Set problem: Resume the Election Day voting text below from the point where it stops, adding the next part in the same plain style.

Selected text:
────────────────────

Do you know where to vote on Election Day?  It will depend on where you live.
Go here to: 
Find out where YOU vote

The polls are open from 7am until 8pm on Election Day. If you are in line at 8pm, you have the right to vote.
You can see a sample of your ballot before you vote, so that you are prepared. 
To find the ballot that you will be voting on, go here:   
Find a sample of your ballot

What if you need help? 
You have the right to assistance from election officials.  For example, you can ask for instructions on how to use the voting equipment. 

Do you need a photo ID to vote?
You will be asked for a photo ID when you go to vote.  If you do not have a photo ID or do not have it with you, you can sign a form and then vote.
Examples of photo ID (a document with your name and picture) include:
A driver's license from any state, high school or college ID, passport, military or government issued ID, Tribal ID card.  Electronic or paper copies will work.

────────────────────

Material:
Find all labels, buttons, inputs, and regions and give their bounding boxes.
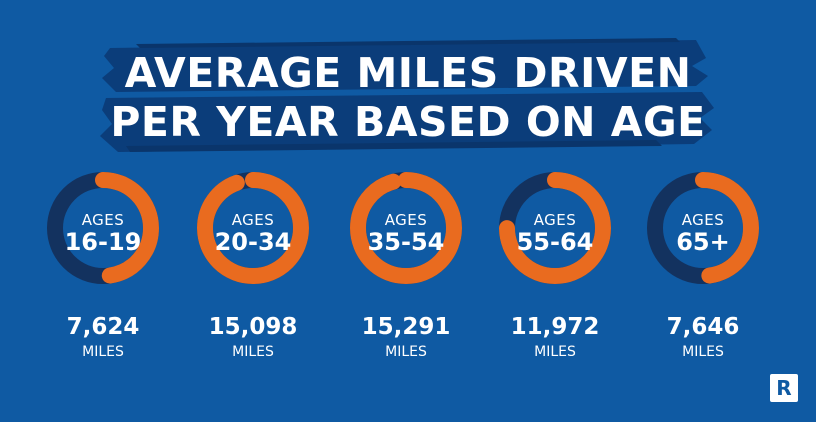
miles-unit: MILES — [534, 344, 576, 360]
ring-item-1: AGES 20-34 15,098 MILES — [183, 168, 323, 368]
title-banner: AVERAGE MILES DRIVEN PER YEAR BASED ON A… — [96, 34, 720, 158]
ramsey-r-logo-icon: R — [770, 374, 798, 402]
ages-label: AGES — [681, 211, 725, 229]
miles-value: 7,624 — [66, 314, 140, 340]
chart-title-line1: AVERAGE MILES DRIVEN — [124, 49, 692, 97]
age-range-label: 16-19 — [64, 228, 142, 256]
ring-value-arc — [47, 172, 159, 284]
ages-label: AGES — [231, 211, 275, 229]
miles-unit: MILES — [385, 344, 427, 360]
ages-label: AGES — [81, 211, 125, 229]
miles-value: 11,972 — [510, 314, 600, 340]
ring-value-arc — [350, 172, 462, 284]
chart-title-line2: PER YEAR BASED ON AGE — [110, 98, 706, 146]
brush-stroke-background — [100, 38, 714, 152]
ring-item-0: AGES 16-19 7,624 MILES — [33, 168, 173, 368]
miles-value: 15,291 — [361, 314, 451, 340]
ages-label: AGES — [533, 211, 577, 229]
donut-ring — [350, 172, 462, 284]
donut-ring — [499, 172, 611, 284]
ring-item-3: AGES 55-64 11,972 MILES — [485, 168, 625, 368]
miles-unit: MILES — [682, 344, 724, 360]
age-range-label: 65+ — [676, 228, 730, 256]
miles-value: 15,098 — [208, 314, 298, 340]
donut-rings-row: AGES 16-19 7,624 MILES AGES 20-34 15,098 MILES A… — [0, 168, 816, 368]
age-range-label: 35-54 — [367, 228, 445, 256]
ring-value-arc — [197, 172, 309, 284]
miles-value: 7,646 — [666, 314, 740, 340]
donut-ring — [47, 172, 159, 284]
donut-ring — [647, 172, 759, 284]
age-range-label: 55-64 — [516, 228, 594, 256]
ring-item-4: AGES 65+ 7,646 MILES — [633, 168, 773, 368]
ages-label: AGES — [384, 211, 428, 229]
miles-unit: MILES — [82, 344, 124, 360]
donut-ring — [197, 172, 309, 284]
miles-unit: MILES — [232, 344, 274, 360]
ring-value-arc — [647, 172, 759, 284]
age-range-label: 20-34 — [214, 228, 292, 256]
ring-item-2: AGES 35-54 15,291 MILES — [336, 168, 476, 368]
ring-value-arc — [499, 172, 611, 284]
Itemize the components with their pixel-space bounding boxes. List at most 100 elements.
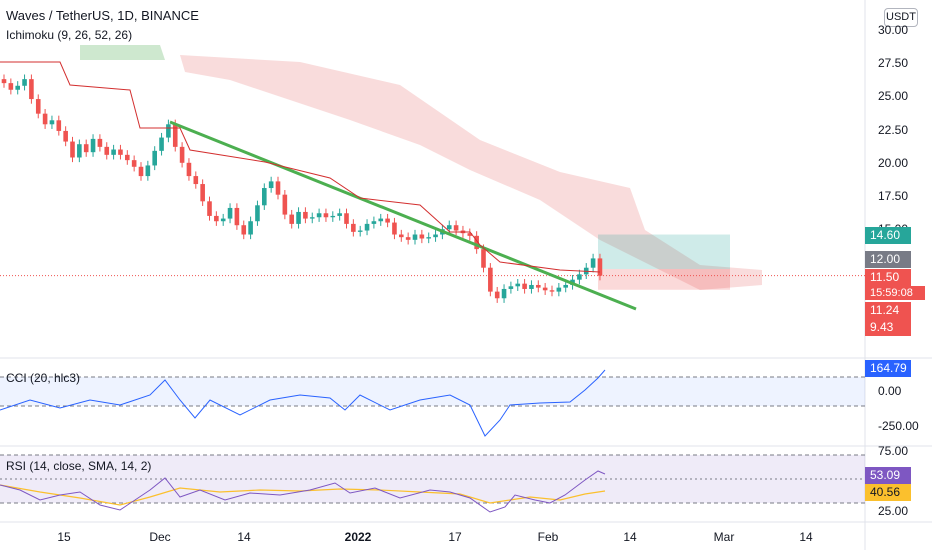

────────────────────

Answer to this task:
What if you make a mistake on your ballot or the voting machine doesn't work correctly?
Ask for a new ballot right away. You have a right to a new ballot if you catch the mistake before your ballot is inserted into the tabulating machine and counted.  If the scanner rejects your ballot, ask for a new one. You have the right to start over.

What if someone tries to harass or intimidate you or challenges your right to vote?
Tell a poll worker immediately.  If the poll worker is the problem, contact your local clerk. 
If you are still having a problem, call a nonpartisan hotline for help.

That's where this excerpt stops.